MATERIAL PROVIDED:
▽

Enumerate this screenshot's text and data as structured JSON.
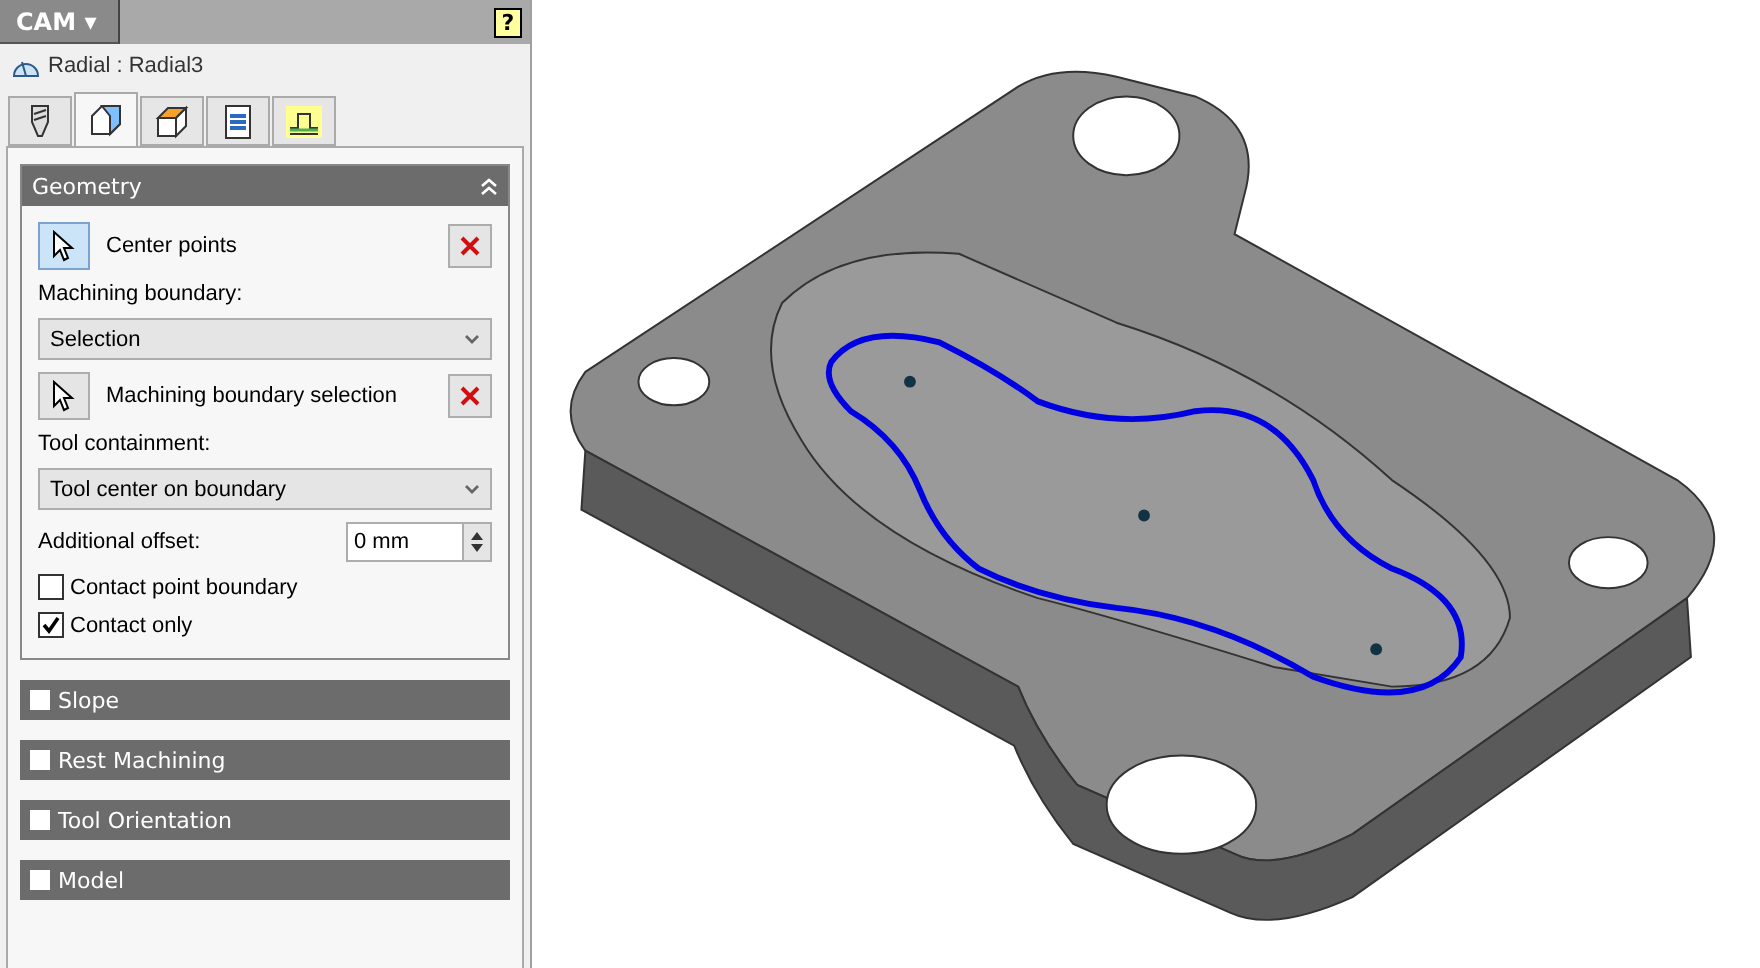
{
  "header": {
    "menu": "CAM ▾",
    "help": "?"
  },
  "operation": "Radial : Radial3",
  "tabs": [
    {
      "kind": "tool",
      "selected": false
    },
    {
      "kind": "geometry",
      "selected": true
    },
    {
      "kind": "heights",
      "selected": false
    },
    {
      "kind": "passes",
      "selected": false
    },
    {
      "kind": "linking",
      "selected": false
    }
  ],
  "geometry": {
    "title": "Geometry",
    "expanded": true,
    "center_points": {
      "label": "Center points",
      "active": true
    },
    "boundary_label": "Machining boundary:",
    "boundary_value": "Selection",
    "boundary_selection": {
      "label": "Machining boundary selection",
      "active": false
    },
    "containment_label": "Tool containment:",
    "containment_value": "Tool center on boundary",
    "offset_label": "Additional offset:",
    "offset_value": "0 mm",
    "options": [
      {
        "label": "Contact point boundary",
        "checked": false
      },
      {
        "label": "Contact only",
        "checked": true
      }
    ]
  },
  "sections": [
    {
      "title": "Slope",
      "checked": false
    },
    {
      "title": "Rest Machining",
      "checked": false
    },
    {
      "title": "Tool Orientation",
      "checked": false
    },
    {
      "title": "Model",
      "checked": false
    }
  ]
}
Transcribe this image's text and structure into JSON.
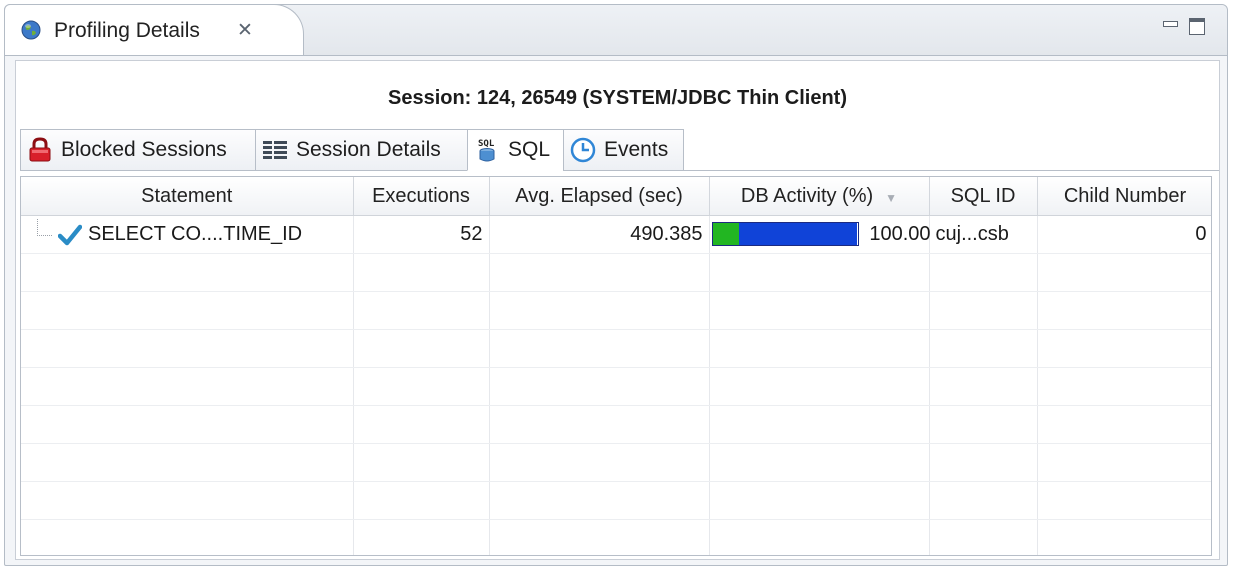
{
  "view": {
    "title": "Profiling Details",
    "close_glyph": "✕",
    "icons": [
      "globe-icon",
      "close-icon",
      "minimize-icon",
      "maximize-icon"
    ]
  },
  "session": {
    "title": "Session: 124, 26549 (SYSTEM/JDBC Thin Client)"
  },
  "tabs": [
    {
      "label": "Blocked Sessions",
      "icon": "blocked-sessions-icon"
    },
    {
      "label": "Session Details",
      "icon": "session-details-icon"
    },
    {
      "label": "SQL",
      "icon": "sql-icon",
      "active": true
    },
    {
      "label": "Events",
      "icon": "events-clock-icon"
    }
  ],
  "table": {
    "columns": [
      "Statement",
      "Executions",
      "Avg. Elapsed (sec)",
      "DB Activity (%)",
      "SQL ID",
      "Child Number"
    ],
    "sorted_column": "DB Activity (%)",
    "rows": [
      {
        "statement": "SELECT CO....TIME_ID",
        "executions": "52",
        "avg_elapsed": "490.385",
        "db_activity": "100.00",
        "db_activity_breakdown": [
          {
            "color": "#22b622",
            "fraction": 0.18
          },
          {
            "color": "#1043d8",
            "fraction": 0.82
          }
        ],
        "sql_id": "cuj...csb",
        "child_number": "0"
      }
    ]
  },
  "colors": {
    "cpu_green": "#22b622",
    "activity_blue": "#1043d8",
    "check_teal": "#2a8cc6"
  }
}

△

WHAT IS ASKED: Omit each picture, then return all of the listing exactly as it stands.

REPLY:
Enumerate this screenshot's text and data as structured JSON.
{
  "header": {
    "menu": "CAM ▾",
    "help": "?"
  },
  "operation": "Radial : Radial3",
  "tabs": [
    {
      "kind": "tool",
      "selected": false
    },
    {
      "kind": "geometry",
      "selected": true
    },
    {
      "kind": "heights",
      "selected": false
    },
    {
      "kind": "passes",
      "selected": false
    },
    {
      "kind": "linking",
      "selected": false
    }
  ],
  "geometry": {
    "title": "Geometry",
    "expanded": true,
    "center_points": {
      "label": "Center points",
      "active": true
    },
    "boundary_label": "Machining boundary:",
    "boundary_value": "Selection",
    "boundary_selection": {
      "label": "Machining boundary selection",
      "active": false
    },
    "containment_label": "Tool containment:",
    "containment_value": "Tool center on boundary",
    "offset_label": "Additional offset:",
    "offset_value": "0 mm",
    "options": [
      {
        "label": "Contact point boundary",
        "checked": false
      },
      {
        "label": "Contact only",
        "checked": true
      }
    ]
  },
  "sections": [
    {
      "title": "Slope",
      "checked": false
    },
    {
      "title": "Rest Machining",
      "checked": false
    },
    {
      "title": "Tool Orientation",
      "checked": false
    },
    {
      "title": "Model",
      "checked": false
    }
  ]
}
Transcribe this image's text and structure into JSON.
{
  "view": {
    "title": "Profiling Details",
    "close_glyph": "✕",
    "icons": [
      "globe-icon",
      "close-icon",
      "minimize-icon",
      "maximize-icon"
    ]
  },
  "session": {
    "title": "Session: 124, 26549 (SYSTEM/JDBC Thin Client)"
  },
  "tabs": [
    {
      "label": "Blocked Sessions",
      "icon": "blocked-sessions-icon"
    },
    {
      "label": "Session Details",
      "icon": "session-details-icon"
    },
    {
      "label": "SQL",
      "icon": "sql-icon",
      "active": true
    },
    {
      "label": "Events",
      "icon": "events-clock-icon"
    }
  ],
  "table": {
    "columns": [
      "Statement",
      "Executions",
      "Avg. Elapsed (sec)",
      "DB Activity (%)",
      "SQL ID",
      "Child Number"
    ],
    "sorted_column": "DB Activity (%)",
    "rows": [
      {
        "statement": "SELECT CO....TIME_ID",
        "executions": "52",
        "avg_elapsed": "490.385",
        "db_activity": "100.00",
        "db_activity_breakdown": [
          {
            "color": "#22b622",
            "fraction": 0.18
          },
          {
            "color": "#1043d8",
            "fraction": 0.82
          }
        ],
        "sql_id": "cuj...csb",
        "child_number": "0"
      }
    ]
  },
  "colors": {
    "cpu_green": "#22b622",
    "activity_blue": "#1043d8",
    "check_teal": "#2a8cc6"
  }
}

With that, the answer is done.